## The problem
From the entries that follow, pick out all lines holding "plain".

## Input for this task

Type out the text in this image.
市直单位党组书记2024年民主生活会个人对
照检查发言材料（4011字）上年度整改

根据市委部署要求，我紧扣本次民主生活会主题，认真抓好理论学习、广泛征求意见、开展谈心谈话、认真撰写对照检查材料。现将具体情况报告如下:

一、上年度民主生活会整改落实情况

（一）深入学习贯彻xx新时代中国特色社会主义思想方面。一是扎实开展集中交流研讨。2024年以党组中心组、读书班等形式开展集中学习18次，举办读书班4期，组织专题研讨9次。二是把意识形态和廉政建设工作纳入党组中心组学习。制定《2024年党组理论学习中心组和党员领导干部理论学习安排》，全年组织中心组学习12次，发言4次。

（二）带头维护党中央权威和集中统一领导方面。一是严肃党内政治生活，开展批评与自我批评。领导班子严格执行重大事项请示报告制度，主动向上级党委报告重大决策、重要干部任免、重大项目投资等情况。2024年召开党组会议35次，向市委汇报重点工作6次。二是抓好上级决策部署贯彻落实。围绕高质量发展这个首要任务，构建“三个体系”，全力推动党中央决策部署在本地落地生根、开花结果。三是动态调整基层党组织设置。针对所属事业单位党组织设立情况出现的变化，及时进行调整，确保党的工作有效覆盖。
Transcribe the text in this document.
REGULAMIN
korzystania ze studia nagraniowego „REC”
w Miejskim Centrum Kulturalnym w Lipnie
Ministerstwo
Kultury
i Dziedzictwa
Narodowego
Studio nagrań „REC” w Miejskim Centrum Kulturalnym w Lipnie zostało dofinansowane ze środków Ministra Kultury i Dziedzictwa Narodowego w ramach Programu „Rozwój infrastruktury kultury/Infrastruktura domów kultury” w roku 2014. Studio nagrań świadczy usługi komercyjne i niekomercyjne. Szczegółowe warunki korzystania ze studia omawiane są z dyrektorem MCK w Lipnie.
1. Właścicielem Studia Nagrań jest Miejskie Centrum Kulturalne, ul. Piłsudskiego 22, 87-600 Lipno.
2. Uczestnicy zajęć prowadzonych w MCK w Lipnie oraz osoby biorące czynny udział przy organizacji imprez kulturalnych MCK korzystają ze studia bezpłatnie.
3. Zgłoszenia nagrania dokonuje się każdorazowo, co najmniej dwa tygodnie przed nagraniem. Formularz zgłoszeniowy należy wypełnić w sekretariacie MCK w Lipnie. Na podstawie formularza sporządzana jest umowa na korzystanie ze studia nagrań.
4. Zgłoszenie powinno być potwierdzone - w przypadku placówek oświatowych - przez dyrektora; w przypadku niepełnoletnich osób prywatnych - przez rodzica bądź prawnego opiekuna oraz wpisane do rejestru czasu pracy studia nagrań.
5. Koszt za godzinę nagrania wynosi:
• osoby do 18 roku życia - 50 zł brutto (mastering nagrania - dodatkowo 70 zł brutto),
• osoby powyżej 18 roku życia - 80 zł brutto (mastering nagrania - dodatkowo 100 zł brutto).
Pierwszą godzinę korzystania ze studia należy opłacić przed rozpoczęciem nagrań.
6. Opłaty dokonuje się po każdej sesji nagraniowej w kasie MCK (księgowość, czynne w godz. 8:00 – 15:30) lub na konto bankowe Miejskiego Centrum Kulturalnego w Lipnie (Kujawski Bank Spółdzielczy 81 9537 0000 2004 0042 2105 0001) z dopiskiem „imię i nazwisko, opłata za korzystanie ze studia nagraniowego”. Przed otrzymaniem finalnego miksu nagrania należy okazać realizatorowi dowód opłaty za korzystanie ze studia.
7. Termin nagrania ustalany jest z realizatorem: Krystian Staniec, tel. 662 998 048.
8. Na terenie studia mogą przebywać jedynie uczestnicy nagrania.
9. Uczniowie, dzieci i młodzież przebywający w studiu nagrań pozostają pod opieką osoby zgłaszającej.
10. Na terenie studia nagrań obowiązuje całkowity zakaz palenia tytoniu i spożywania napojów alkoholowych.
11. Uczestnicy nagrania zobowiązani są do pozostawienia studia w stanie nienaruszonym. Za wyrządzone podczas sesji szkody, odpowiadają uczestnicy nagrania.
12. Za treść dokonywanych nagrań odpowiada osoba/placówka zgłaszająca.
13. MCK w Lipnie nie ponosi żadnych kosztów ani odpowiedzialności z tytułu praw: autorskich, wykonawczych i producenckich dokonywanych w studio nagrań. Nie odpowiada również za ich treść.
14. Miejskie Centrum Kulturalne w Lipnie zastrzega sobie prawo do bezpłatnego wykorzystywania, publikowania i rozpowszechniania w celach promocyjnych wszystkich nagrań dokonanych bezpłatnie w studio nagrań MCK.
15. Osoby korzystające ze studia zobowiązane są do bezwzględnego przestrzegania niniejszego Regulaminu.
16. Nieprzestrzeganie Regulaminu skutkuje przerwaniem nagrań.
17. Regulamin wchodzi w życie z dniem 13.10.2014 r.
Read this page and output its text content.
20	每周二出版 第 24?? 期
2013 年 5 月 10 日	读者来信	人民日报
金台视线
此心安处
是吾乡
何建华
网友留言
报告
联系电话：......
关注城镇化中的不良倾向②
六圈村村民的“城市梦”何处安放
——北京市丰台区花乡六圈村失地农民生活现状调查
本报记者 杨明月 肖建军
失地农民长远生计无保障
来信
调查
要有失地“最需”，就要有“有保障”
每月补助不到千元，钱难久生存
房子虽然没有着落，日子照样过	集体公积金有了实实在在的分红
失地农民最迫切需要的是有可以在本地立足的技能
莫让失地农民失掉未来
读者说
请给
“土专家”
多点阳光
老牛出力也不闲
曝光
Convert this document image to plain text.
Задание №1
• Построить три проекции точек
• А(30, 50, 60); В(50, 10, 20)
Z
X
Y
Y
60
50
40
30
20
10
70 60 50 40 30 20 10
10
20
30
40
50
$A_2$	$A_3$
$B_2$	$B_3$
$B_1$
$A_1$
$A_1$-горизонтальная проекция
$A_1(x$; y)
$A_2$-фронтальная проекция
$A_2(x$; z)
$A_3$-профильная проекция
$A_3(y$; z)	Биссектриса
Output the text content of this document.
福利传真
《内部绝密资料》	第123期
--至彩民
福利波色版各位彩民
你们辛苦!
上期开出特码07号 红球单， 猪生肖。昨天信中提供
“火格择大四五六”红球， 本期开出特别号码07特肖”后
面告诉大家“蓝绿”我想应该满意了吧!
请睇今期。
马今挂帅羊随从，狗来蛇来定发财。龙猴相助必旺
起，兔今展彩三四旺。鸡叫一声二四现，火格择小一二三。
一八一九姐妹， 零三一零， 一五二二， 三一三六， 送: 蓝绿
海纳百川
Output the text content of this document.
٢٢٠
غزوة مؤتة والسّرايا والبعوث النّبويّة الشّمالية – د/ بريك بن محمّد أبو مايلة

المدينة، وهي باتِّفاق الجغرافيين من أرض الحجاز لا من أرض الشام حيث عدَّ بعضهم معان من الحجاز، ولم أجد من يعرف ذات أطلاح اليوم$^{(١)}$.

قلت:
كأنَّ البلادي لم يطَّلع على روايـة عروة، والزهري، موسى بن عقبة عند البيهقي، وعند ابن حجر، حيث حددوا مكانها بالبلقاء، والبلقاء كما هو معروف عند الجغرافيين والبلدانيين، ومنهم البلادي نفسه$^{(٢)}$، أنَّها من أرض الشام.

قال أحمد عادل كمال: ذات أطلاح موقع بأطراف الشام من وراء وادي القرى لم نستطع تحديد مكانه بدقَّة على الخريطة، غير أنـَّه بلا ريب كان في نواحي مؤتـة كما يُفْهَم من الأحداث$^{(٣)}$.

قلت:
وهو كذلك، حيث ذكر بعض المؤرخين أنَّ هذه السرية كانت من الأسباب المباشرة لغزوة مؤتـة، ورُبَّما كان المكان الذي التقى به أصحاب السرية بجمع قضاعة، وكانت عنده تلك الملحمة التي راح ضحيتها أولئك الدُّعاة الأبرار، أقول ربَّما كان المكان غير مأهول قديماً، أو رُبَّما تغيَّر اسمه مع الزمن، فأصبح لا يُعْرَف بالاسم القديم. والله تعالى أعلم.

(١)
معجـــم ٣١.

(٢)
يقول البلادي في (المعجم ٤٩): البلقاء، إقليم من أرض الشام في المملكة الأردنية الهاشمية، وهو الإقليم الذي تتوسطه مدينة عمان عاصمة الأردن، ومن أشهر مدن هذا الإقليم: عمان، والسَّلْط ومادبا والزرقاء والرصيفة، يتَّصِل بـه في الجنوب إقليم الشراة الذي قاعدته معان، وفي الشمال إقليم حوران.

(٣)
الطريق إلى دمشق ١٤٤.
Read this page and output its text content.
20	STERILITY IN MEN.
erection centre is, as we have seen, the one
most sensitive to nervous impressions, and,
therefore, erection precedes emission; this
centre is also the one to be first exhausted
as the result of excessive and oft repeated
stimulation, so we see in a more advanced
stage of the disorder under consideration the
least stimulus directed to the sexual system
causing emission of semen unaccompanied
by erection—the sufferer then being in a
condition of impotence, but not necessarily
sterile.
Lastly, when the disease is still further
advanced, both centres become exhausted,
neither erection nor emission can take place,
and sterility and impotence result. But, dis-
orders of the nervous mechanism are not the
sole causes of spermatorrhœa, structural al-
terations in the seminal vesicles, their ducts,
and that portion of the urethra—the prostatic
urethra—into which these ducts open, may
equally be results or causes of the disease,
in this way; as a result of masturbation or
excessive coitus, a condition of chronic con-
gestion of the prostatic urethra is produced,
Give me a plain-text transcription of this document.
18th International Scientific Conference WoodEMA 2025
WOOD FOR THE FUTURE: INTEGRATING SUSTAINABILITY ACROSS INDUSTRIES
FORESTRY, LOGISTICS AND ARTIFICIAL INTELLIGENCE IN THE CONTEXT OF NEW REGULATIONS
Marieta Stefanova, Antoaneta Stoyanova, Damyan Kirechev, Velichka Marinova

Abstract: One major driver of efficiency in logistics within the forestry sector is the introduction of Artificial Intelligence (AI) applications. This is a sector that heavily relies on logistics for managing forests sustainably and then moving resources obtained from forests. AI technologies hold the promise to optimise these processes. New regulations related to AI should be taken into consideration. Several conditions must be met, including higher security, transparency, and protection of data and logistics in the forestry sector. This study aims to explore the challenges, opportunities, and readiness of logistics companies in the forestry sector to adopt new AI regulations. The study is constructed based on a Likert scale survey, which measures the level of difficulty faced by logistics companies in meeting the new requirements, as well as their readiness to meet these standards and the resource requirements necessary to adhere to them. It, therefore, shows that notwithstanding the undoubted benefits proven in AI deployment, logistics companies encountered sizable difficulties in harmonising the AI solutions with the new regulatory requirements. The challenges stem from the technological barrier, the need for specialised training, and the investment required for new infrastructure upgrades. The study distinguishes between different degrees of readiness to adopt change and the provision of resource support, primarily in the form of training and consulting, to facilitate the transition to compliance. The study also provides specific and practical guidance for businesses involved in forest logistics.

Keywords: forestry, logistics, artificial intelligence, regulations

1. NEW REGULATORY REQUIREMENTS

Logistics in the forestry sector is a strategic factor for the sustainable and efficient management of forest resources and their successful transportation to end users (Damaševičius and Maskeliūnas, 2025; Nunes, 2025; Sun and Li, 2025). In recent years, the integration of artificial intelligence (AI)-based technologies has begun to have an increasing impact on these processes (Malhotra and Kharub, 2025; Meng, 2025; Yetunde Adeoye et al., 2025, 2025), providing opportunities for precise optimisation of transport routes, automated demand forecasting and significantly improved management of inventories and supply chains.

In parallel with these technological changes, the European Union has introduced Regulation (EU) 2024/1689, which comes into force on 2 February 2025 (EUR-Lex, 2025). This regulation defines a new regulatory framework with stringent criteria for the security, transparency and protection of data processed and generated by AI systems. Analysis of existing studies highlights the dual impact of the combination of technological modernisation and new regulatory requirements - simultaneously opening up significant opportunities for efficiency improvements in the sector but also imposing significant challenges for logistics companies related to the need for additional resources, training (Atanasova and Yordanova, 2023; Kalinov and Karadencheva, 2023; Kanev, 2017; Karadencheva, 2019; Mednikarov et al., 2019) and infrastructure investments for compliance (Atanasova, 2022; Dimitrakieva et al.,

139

## Expected answer
Convert this document image to plain text.
Give me a plain-text transcription of this document.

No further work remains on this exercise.